— BEGIN —

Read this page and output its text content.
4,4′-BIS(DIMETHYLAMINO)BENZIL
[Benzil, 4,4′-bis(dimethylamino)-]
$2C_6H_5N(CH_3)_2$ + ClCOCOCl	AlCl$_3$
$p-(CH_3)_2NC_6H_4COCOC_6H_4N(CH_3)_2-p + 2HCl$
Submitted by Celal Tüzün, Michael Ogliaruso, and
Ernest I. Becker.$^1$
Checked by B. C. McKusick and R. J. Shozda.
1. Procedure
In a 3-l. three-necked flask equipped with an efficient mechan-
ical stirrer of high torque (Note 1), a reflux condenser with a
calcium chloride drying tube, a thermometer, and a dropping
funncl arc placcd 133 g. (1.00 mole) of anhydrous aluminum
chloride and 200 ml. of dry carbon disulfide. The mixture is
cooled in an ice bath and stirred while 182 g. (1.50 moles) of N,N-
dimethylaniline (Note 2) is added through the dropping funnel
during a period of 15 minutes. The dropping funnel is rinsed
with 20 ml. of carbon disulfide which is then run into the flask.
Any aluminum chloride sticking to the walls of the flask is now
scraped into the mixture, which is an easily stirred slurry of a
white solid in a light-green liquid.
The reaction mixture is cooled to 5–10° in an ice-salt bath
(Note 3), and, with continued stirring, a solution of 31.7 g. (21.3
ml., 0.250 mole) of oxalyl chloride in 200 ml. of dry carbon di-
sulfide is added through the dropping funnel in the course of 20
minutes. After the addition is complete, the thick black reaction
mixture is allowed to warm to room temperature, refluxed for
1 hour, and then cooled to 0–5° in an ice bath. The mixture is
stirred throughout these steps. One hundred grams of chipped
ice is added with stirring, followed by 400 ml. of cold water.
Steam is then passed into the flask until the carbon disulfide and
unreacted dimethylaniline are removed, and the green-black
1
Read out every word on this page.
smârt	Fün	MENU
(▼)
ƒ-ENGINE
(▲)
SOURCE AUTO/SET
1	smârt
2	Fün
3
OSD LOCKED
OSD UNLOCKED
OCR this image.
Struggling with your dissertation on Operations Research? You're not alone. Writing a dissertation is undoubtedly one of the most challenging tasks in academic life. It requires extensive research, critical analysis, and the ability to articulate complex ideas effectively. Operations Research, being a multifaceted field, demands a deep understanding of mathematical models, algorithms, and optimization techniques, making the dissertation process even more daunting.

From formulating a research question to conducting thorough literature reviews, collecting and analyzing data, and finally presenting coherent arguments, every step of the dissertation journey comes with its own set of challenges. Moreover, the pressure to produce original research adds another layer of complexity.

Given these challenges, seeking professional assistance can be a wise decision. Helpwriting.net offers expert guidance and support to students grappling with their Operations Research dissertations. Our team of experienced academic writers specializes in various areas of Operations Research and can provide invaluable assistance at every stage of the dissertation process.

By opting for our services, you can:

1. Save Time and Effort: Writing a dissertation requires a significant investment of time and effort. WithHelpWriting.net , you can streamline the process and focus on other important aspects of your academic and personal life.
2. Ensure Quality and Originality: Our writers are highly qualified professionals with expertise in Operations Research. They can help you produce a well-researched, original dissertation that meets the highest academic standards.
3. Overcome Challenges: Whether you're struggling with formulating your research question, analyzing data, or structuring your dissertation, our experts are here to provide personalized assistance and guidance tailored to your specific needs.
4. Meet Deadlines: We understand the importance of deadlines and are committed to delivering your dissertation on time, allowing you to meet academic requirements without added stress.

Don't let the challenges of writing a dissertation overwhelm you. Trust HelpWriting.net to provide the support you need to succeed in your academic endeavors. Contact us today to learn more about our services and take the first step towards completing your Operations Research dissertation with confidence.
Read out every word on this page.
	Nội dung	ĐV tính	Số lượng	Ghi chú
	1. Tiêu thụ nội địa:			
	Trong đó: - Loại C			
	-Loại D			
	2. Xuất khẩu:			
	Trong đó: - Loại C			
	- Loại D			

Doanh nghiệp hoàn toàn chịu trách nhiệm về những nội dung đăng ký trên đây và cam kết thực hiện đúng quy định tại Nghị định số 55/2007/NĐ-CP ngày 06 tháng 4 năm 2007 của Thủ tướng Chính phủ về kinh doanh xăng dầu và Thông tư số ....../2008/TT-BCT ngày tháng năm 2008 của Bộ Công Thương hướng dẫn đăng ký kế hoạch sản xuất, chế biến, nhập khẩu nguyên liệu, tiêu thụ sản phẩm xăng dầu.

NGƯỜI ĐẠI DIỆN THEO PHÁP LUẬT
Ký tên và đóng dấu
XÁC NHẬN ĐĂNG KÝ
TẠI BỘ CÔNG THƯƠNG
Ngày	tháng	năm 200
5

— END —

Work to do
Report each line in the data that holds the word "into".

Solution to the problem
with 20 ml. of carbon disulfide which is then run into the flask.
scraped into the mixture, which is an easily stirred slurry of a
Steam is then passed into the flask until the carbon disulfide and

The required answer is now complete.